• YOUR GOAL
Where a line in the listing below contains the word "page", copy that line.

• DATA SHOWN
/---
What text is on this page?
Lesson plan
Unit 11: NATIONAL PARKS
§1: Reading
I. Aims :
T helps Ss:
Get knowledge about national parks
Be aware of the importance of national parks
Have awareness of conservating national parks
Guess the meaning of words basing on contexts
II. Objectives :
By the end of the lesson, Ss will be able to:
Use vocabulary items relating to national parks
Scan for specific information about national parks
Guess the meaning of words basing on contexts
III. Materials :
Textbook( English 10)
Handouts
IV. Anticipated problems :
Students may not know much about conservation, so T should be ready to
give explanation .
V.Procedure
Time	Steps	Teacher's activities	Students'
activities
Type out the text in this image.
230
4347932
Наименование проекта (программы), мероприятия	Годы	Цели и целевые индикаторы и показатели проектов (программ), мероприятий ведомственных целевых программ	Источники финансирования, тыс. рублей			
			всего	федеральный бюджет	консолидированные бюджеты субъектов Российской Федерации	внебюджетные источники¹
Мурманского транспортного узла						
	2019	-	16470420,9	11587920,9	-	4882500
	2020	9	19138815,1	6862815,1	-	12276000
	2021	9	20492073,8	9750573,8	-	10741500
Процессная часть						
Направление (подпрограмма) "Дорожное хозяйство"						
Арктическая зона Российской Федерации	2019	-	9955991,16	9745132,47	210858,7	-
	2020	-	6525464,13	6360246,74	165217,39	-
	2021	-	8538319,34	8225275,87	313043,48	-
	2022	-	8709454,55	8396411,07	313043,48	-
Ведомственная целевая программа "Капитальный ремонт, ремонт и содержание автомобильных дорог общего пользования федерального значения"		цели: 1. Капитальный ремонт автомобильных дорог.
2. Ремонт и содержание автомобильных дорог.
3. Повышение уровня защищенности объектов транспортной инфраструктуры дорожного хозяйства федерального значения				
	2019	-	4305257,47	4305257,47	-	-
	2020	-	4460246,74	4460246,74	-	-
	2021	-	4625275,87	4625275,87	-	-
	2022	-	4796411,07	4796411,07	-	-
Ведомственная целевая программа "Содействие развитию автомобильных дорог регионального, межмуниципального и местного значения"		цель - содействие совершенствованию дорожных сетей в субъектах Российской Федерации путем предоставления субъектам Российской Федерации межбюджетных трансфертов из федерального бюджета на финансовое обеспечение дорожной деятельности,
\---
/---
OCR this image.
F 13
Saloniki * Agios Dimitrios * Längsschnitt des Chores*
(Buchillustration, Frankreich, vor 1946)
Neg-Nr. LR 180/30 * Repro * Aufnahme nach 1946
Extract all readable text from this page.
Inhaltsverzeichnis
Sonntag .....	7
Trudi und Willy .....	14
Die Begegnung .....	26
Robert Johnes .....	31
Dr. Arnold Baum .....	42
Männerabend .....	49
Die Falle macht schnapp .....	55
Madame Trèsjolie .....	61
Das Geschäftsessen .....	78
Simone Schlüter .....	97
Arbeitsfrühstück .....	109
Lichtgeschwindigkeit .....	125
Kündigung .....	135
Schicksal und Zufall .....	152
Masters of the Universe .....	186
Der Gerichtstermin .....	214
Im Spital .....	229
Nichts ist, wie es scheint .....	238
\---
• SOLUTION TO THIS TASK
What text is on this page?
Extract all readable text from this page.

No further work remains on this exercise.